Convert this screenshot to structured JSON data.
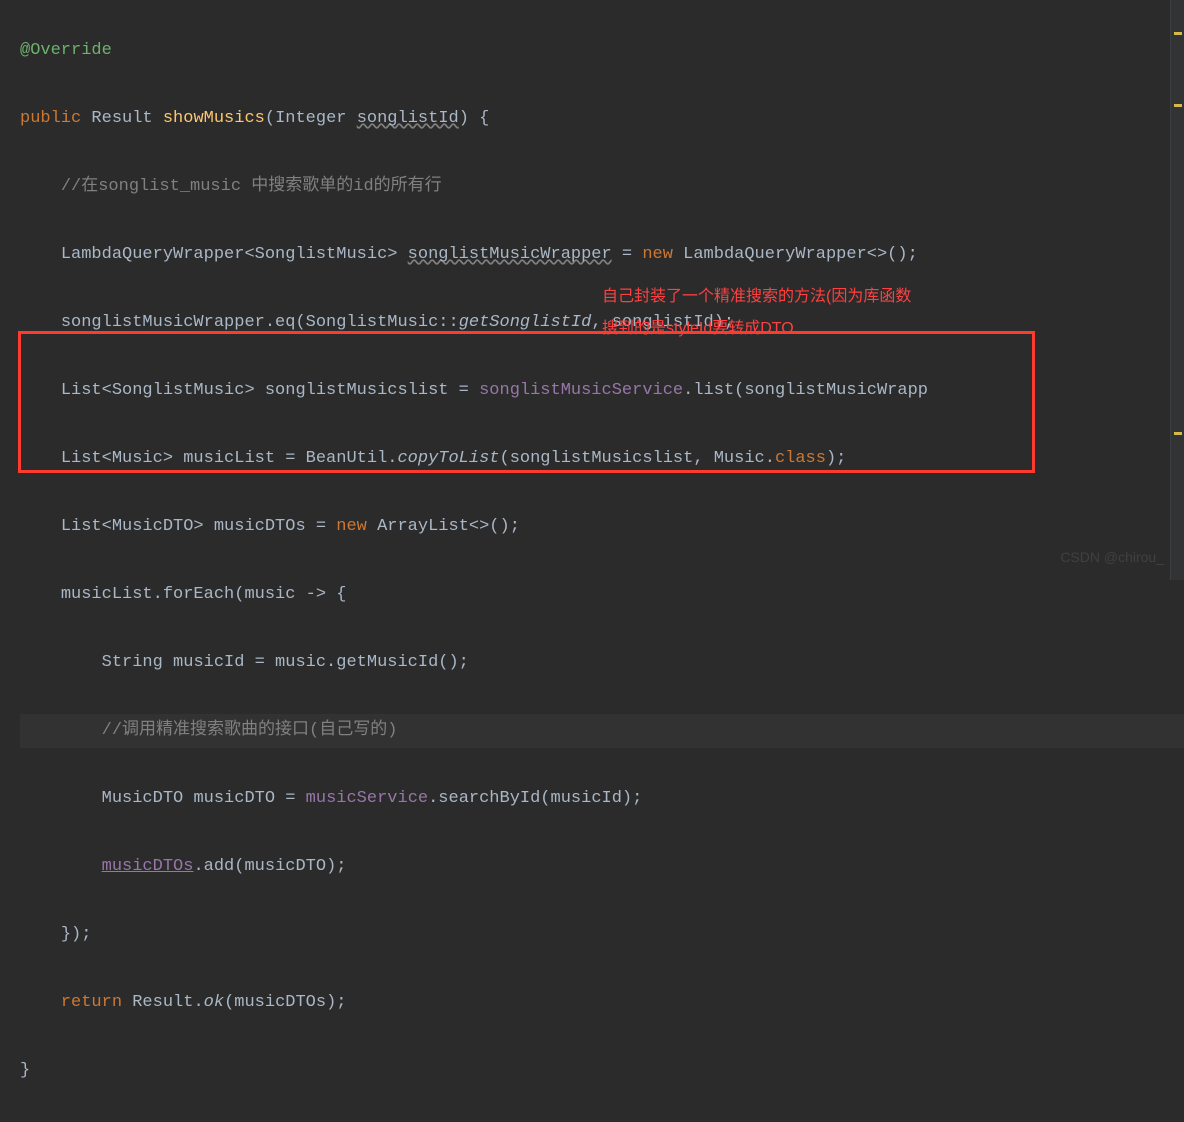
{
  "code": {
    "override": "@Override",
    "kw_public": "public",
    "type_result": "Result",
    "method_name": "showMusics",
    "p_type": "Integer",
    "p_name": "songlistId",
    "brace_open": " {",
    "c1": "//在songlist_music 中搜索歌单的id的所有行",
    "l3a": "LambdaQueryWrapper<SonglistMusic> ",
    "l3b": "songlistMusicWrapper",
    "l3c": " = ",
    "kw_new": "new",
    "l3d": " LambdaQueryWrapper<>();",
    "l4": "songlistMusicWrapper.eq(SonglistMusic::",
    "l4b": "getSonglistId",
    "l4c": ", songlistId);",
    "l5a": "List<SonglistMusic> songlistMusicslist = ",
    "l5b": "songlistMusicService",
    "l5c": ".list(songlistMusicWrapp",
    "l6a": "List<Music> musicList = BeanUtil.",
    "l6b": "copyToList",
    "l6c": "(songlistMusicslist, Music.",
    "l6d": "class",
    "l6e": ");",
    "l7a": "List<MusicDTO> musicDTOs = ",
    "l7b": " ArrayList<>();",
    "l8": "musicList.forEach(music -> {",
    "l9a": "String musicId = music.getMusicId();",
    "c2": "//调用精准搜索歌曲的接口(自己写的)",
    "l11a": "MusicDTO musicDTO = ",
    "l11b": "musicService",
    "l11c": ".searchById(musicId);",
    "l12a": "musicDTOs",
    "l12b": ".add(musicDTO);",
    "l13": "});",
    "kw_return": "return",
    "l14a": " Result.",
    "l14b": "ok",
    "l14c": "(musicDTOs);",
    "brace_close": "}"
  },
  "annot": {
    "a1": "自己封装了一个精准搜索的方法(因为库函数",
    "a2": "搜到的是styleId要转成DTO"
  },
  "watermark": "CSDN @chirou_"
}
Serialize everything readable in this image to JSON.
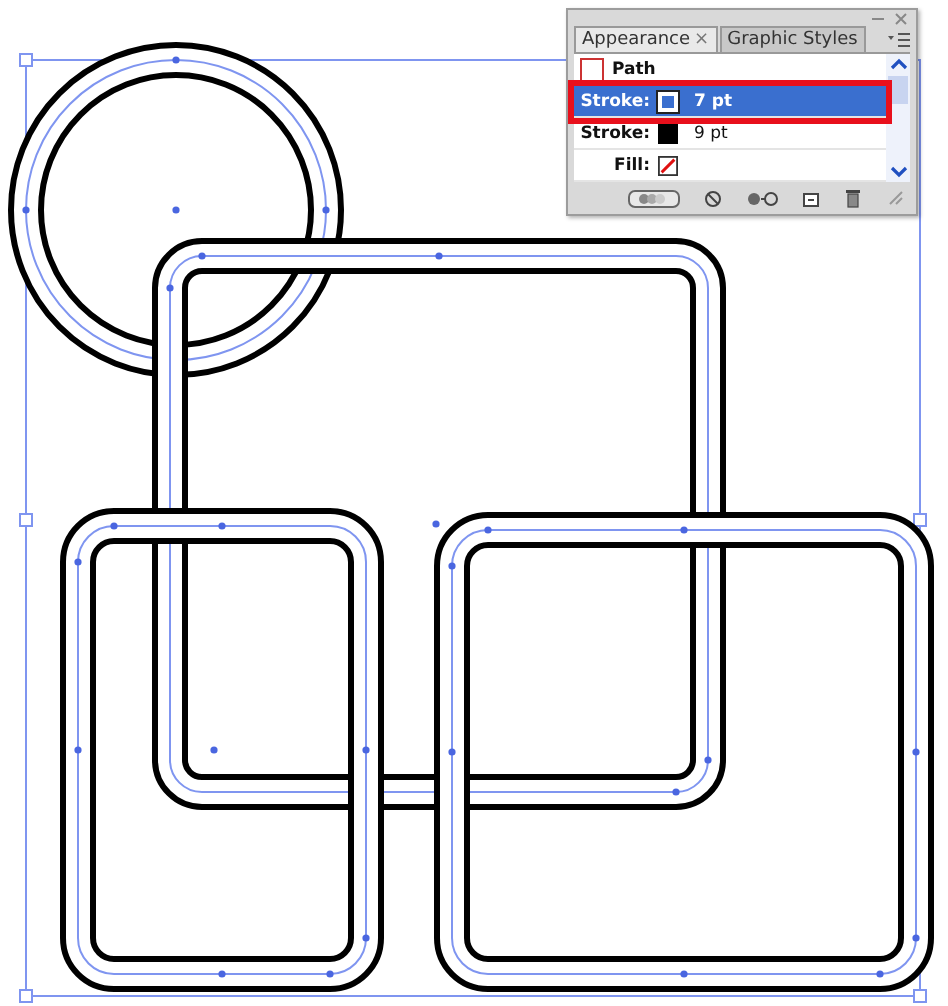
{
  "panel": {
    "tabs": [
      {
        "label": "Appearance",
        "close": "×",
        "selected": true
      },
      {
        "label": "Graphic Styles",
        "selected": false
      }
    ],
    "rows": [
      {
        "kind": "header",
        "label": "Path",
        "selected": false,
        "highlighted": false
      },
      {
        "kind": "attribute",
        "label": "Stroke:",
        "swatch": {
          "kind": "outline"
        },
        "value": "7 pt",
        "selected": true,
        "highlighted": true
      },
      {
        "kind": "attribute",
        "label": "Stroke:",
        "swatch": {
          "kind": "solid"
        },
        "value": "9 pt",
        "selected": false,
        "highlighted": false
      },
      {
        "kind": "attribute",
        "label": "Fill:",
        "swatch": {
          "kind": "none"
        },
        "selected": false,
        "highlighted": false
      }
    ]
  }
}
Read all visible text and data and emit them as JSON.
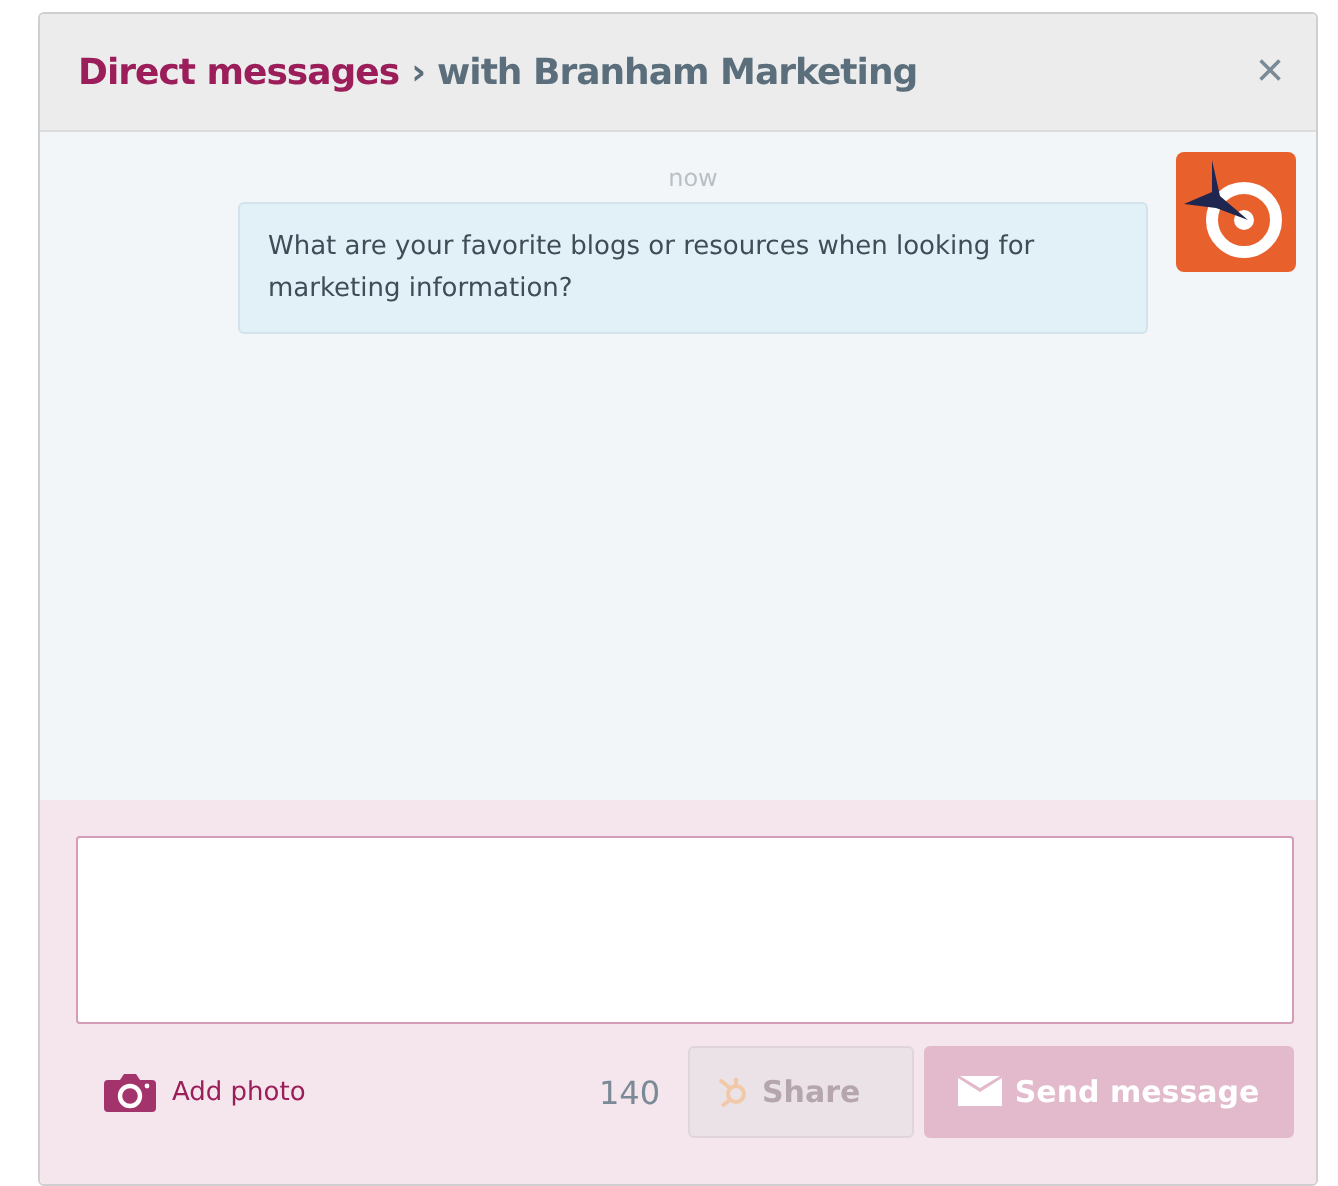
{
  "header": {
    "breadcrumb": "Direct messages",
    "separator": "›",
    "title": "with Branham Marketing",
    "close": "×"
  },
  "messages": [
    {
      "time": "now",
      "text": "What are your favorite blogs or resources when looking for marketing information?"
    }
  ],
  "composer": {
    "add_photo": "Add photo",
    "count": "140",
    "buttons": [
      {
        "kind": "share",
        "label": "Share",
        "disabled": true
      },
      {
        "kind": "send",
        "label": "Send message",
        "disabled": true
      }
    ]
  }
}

----

* Task description: Filter out every line that lacks the word "LambdaQueryWrapper", and copy the rest.

* Response below:
    "l3a": "LambdaQueryWrapper<SonglistMusic> ",
    "l3d": " LambdaQueryWrapper<>();",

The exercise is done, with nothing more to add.